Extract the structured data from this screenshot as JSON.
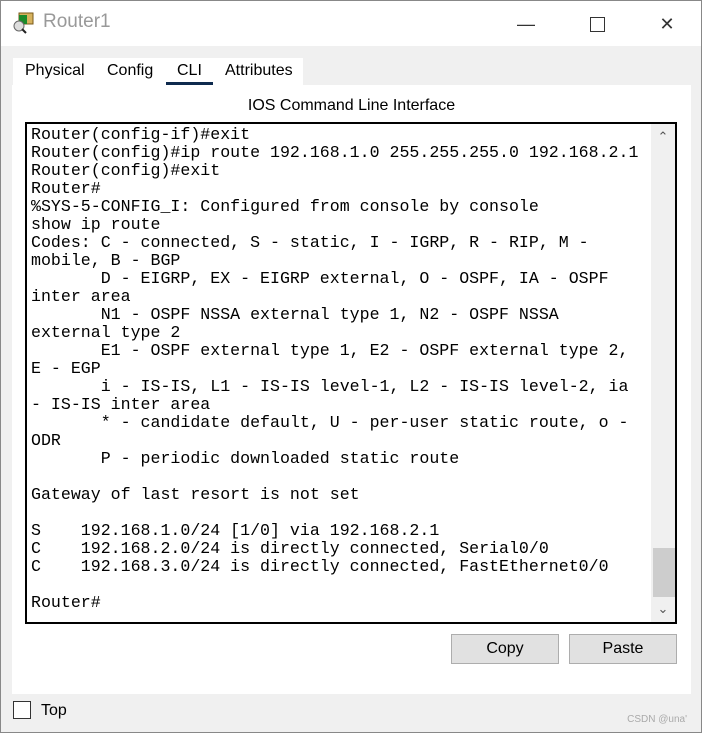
{
  "window": {
    "title": "Router1",
    "icon": "router-app-icon"
  },
  "tabs": [
    {
      "label": "Physical"
    },
    {
      "label": "Config"
    },
    {
      "label": "CLI",
      "active": true
    },
    {
      "label": "Attributes"
    }
  ],
  "cli": {
    "heading": "IOS Command Line Interface",
    "lines": [
      "Router(config-if)#exit",
      "Router(config)#ip route 192.168.1.0 255.255.255.0 192.168.2.1",
      "Router(config)#exit",
      "Router#",
      "%SYS-5-CONFIG_I: Configured from console by console",
      "show ip route",
      "Codes: C - connected, S - static, I - IGRP, R - RIP, M -",
      "mobile, B - BGP",
      "       D - EIGRP, EX - EIGRP external, O - OSPF, IA - OSPF",
      "inter area",
      "       N1 - OSPF NSSA external type 1, N2 - OSPF NSSA",
      "external type 2",
      "       E1 - OSPF external type 1, E2 - OSPF external type 2,",
      "E - EGP",
      "       i - IS-IS, L1 - IS-IS level-1, L2 - IS-IS level-2, ia",
      "- IS-IS inter area",
      "       * - candidate default, U - per-user static route, o -",
      "ODR",
      "       P - periodic downloaded static route",
      "",
      "Gateway of last resort is not set",
      "",
      "S    192.168.1.0/24 [1/0] via 192.168.2.1",
      "C    192.168.2.0/24 is directly connected, Serial0/0",
      "C    192.168.3.0/24 is directly connected, FastEthernet0/0",
      "",
      "Router#"
    ],
    "copy_label": "Copy",
    "paste_label": "Paste"
  },
  "footer": {
    "top_label": "Top",
    "top_checked": false,
    "watermark": "CSDN @una'"
  }
}
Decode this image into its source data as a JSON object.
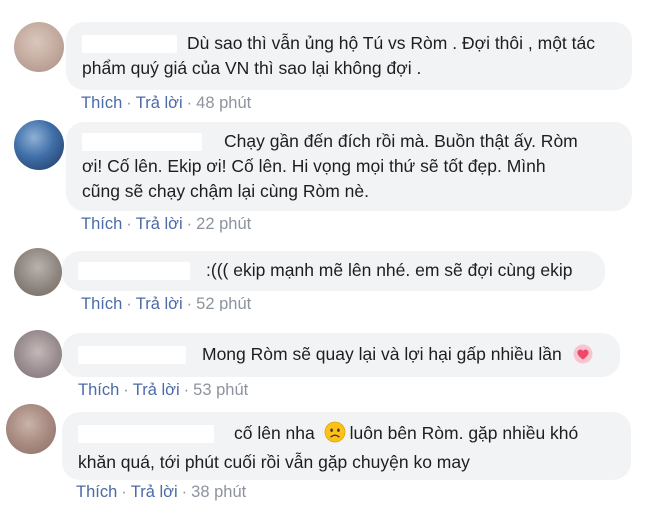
{
  "comments": [
    {
      "text_lines": [
        "Dù sao thì vẫn ủng hộ Tú vs Ròm . Đợi thôi , một tác",
        "phẩm quý giá của VN thì sao lại không đợi ."
      ],
      "like": "Thích",
      "reply": "Trả lời",
      "time": "48 phút"
    },
    {
      "text_lines": [
        "Chạy gần đến đích rồi mà. Buồn thật ấy. Ròm",
        "ơi! Cố lên. Ekip ơi! Cố lên. Hi vọng mọi thứ sẽ tốt đẹp. Mình",
        "cũng sẽ chạy chậm lại cùng Ròm nè."
      ],
      "like": "Thích",
      "reply": "Trả lời",
      "time": "22 phút"
    },
    {
      "text_lines": [
        ":((( ekip mạnh mẽ lên nhé. em sẽ đợi cùng ekip"
      ],
      "like": "Thích",
      "reply": "Trả lời",
      "time": "52 phút"
    },
    {
      "text_lines": [
        "Mong Ròm sẽ quay lại và lợi hại gấp nhiều lần"
      ],
      "emoji_icon": "heart-emoji-icon",
      "like": "Thích",
      "reply": "Trả lời",
      "time": "53 phút"
    },
    {
      "text_lines": [
        "cố lên nha",
        "luôn bên Ròm. gặp nhiều khó",
        "khăn quá, tới phút cuối rồi vẫn gặp chuyện ko may"
      ],
      "emoji_icon": "worried-face-emoji-icon",
      "like": "Thích",
      "reply": "Trả lời",
      "time": "38 phút"
    }
  ],
  "colors": {
    "bubble": "#f2f3f5",
    "link": "#4b6aa8",
    "meta": "#8d949e",
    "text": "#1c1e21"
  }
}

══════════

Each entry should be repeated exactly as it appears; the pictures stay out.

Extract the structured data from this screenshot as JSON.
{
  "window": {
    "title": "Router1",
    "icon": "router-app-icon"
  },
  "tabs": [
    {
      "label": "Physical"
    },
    {
      "label": "Config"
    },
    {
      "label": "CLI",
      "active": true
    },
    {
      "label": "Attributes"
    }
  ],
  "cli": {
    "heading": "IOS Command Line Interface",
    "lines": [
      "Router(config-if)#exit",
      "Router(config)#ip route 192.168.1.0 255.255.255.0 192.168.2.1",
      "Router(config)#exit",
      "Router#",
      "%SYS-5-CONFIG_I: Configured from console by console",
      "show ip route",
      "Codes: C - connected, S - static, I - IGRP, R - RIP, M -",
      "mobile, B - BGP",
      "       D - EIGRP, EX - EIGRP external, O - OSPF, IA - OSPF",
      "inter area",
      "       N1 - OSPF NSSA external type 1, N2 - OSPF NSSA",
      "external type 2",
      "       E1 - OSPF external type 1, E2 - OSPF external type 2,",
      "E - EGP",
      "       i - IS-IS, L1 - IS-IS level-1, L2 - IS-IS level-2, ia",
      "- IS-IS inter area",
      "       * - candidate default, U - per-user static route, o -",
      "ODR",
      "       P - periodic downloaded static route",
      "",
      "Gateway of last resort is not set",
      "",
      "S    192.168.1.0/24 [1/0] via 192.168.2.1",
      "C    192.168.2.0/24 is directly connected, Serial0/0",
      "C    192.168.3.0/24 is directly connected, FastEthernet0/0",
      "",
      "Router#"
    ],
    "copy_label": "Copy",
    "paste_label": "Paste"
  },
  "footer": {
    "top_label": "Top",
    "top_checked": false,
    "watermark": "CSDN @una'"
  }
}
Decode this image into its source data as a JSON object.
{
  "comments": [
    {
      "text_lines": [
        "Dù sao thì vẫn ủng hộ Tú vs Ròm . Đợi thôi , một tác",
        "phẩm quý giá của VN thì sao lại không đợi ."
      ],
      "like": "Thích",
      "reply": "Trả lời",
      "time": "48 phút"
    },
    {
      "text_lines": [
        "Chạy gần đến đích rồi mà. Buồn thật ấy. Ròm",
        "ơi! Cố lên. Ekip ơi! Cố lên. Hi vọng mọi thứ sẽ tốt đẹp. Mình",
        "cũng sẽ chạy chậm lại cùng Ròm nè."
      ],
      "like": "Thích",
      "reply": "Trả lời",
      "time": "22 phút"
    },
    {
      "text_lines": [
        ":((( ekip mạnh mẽ lên nhé. em sẽ đợi cùng ekip"
      ],
      "like": "Thích",
      "reply": "Trả lời",
      "time": "52 phút"
    },
    {
      "text_lines": [
        "Mong Ròm sẽ quay lại và lợi hại gấp nhiều lần"
      ],
      "emoji_icon": "heart-emoji-icon",
      "like": "Thích",
      "reply": "Trả lời",
      "time": "53 phút"
    },
    {
      "text_lines": [
        "cố lên nha",
        "luôn bên Ròm. gặp nhiều khó",
        "khăn quá, tới phút cuối rồi vẫn gặp chuyện ko may"
      ],
      "emoji_icon": "worried-face-emoji-icon",
      "like": "Thích",
      "reply": "Trả lời",
      "time": "38 phút"
    }
  ],
  "colors": {
    "bubble": "#f2f3f5",
    "link": "#4b6aa8",
    "meta": "#8d949e",
    "text": "#1c1e21"
  }
}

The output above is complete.